# EXERCISE TASK:
List all lines of the data that include the string "name".

┌─ RECORDS

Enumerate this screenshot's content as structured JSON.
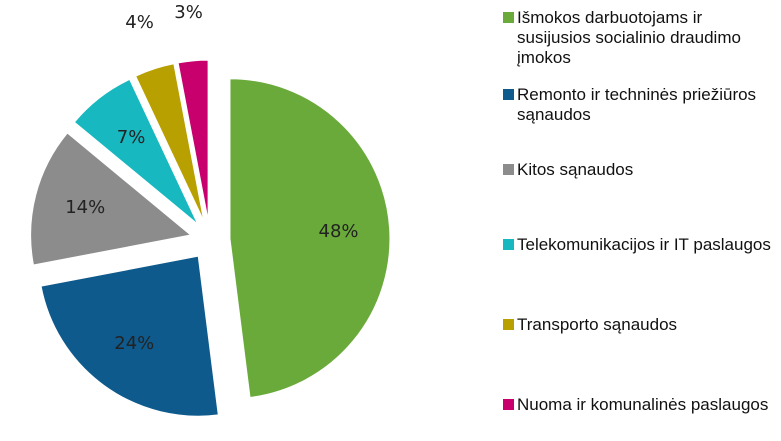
{
  "chart_data": {
    "type": "pie",
    "categories": [
      "Išmokos darbuotojams ir susijusios socialinio draudimo įmokos",
      "Remonto ir techninės priežiūros sąnaudos",
      "Kitos sąnaudos",
      "Telekomunikacijos ir IT paslaugos",
      "Transporto sąnaudos",
      "Nuoma ir komunalinės paslaugos"
    ],
    "values": [
      48,
      24,
      14,
      7,
      4,
      3
    ],
    "value_labels": [
      "48%",
      "24%",
      "14%",
      "7%",
      "4%",
      "3%"
    ],
    "colors": [
      "#6aaa3a",
      "#0f5a8c",
      "#8c8c8c",
      "#17b8c0",
      "#b8a000",
      "#c8006e"
    ],
    "legend": "right"
  }
}
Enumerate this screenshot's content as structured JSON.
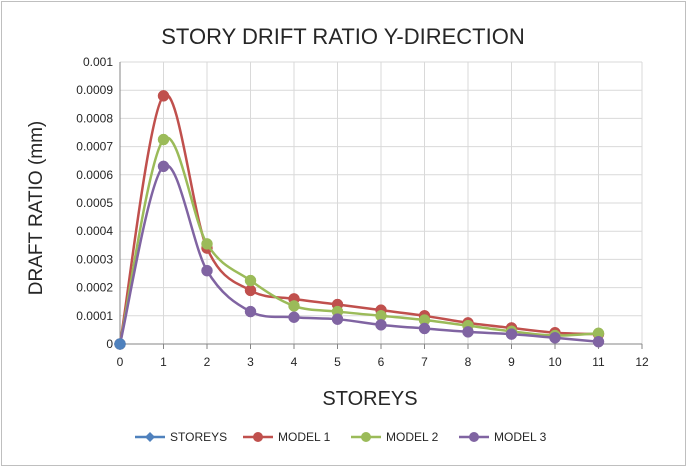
{
  "chart_data": {
    "type": "line",
    "title": "STORY DRIFT RATIO Y-DIRECTION",
    "xlabel": "STOREYS",
    "ylabel": "DRAFT RATIO (mm)",
    "xlim": [
      0,
      12
    ],
    "ylim": [
      0,
      0.001
    ],
    "x_ticks": [
      "0",
      "1",
      "2",
      "3",
      "4",
      "5",
      "6",
      "7",
      "8",
      "9",
      "10",
      "11",
      "12"
    ],
    "y_ticks": [
      "0",
      "0.0001",
      "0.0002",
      "0.0003",
      "0.0004",
      "0.0005",
      "0.0006",
      "0.0007",
      "0.0008",
      "0.0009",
      "0.001"
    ],
    "grid": true,
    "smooth": true,
    "legend_position": "bottom",
    "x": [
      0,
      1,
      2,
      3,
      4,
      5,
      6,
      7,
      8,
      9,
      10,
      11
    ],
    "series": [
      {
        "name": "STOREYS",
        "color": "#4f81bd",
        "values": [
          0,
          null,
          null,
          null,
          null,
          null,
          null,
          null,
          null,
          null,
          null,
          null
        ]
      },
      {
        "name": "MODEL 1",
        "color": "#c0504d",
        "values": [
          0,
          0.00088,
          0.00034,
          0.00019,
          0.00016,
          0.00014,
          0.00012,
          0.0001,
          7.5e-05,
          5.7e-05,
          4e-05,
          3.5e-05
        ]
      },
      {
        "name": "MODEL 2",
        "color": "#9bbb59",
        "values": [
          0,
          0.000725,
          0.000355,
          0.000225,
          0.000135,
          0.000115,
          0.0001,
          8.5e-05,
          6.5e-05,
          4.5e-05,
          3e-05,
          3.8e-05
        ]
      },
      {
        "name": "MODEL 3",
        "color": "#8064a2",
        "values": [
          0,
          0.00063,
          0.00026,
          0.000115,
          9.5e-05,
          8.8e-05,
          6.8e-05,
          5.5e-05,
          4.3e-05,
          3.5e-05,
          2.2e-05,
          8e-06
        ]
      }
    ]
  }
}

└─

# SOLUTION TO THIS PROBLEM:
        "name": "STOREYS",
        "name": "MODEL 1",
        "name": "MODEL 2",
        "name": "MODEL 3",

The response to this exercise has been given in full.